• SHORT PROBLEM: Copy every record exactly, and keep the pictures out.

• INPUT:

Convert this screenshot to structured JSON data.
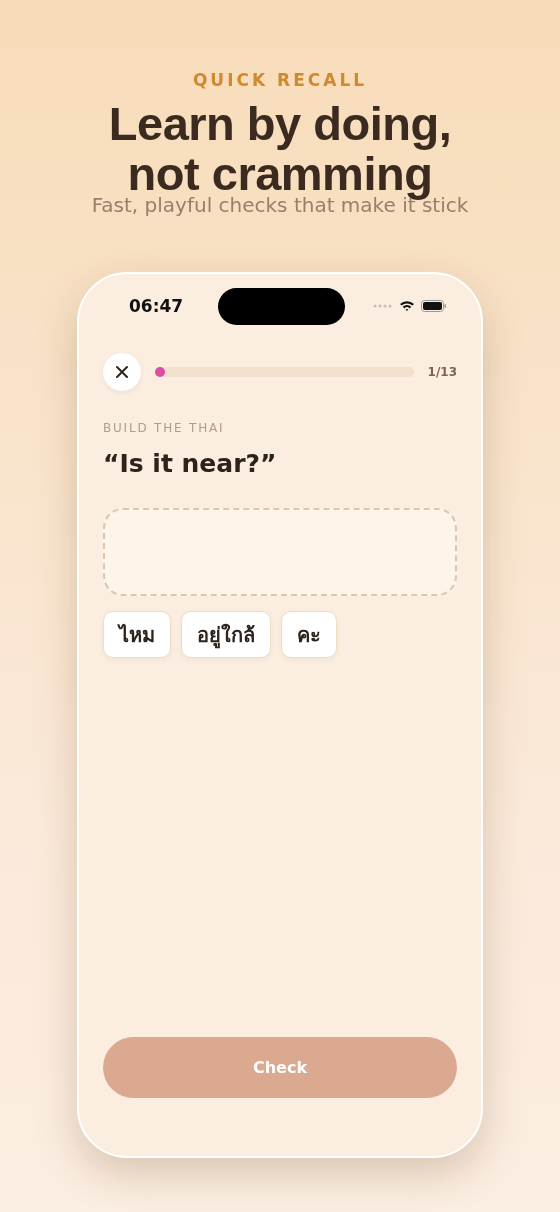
{
  "header": {
    "eyebrow": "QUICK RECALL",
    "title_lines": [
      "Learn by doing,",
      "not cramming"
    ],
    "subtitle": "Fast, playful checks that make it stick"
  },
  "status_bar": {
    "time": "06:47"
  },
  "lesson": {
    "progress": {
      "level": 0.04,
      "counter": "1/13"
    },
    "instruction": "BUILD THE THAI",
    "prompt": "“Is it near?”",
    "word_tiles": [
      {
        "text": "ไหม"
      },
      {
        "text": "อยู่ใกล้"
      },
      {
        "text": "คะ"
      }
    ],
    "check_button": {
      "label": "Check",
      "disabled": true
    }
  }
}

• OUTPUT BELOW:
Convert this screenshot to structured JSON data.
{
  "header": {
    "eyebrow": "QUICK RECALL",
    "title_lines": [
      "Learn by doing,",
      "not cramming"
    ],
    "subtitle": "Fast, playful checks that make it stick"
  },
  "status_bar": {
    "time": "06:47"
  },
  "lesson": {
    "progress": {
      "level": 0.04,
      "counter": "1/13"
    },
    "instruction": "BUILD THE THAI",
    "prompt": "“Is it near?”",
    "word_tiles": [
      {
        "text": "ไหม"
      },
      {
        "text": "อยู่ใกล้"
      },
      {
        "text": "คะ"
      }
    ],
    "check_button": {
      "label": "Check",
      "disabled": true
    }
  }
}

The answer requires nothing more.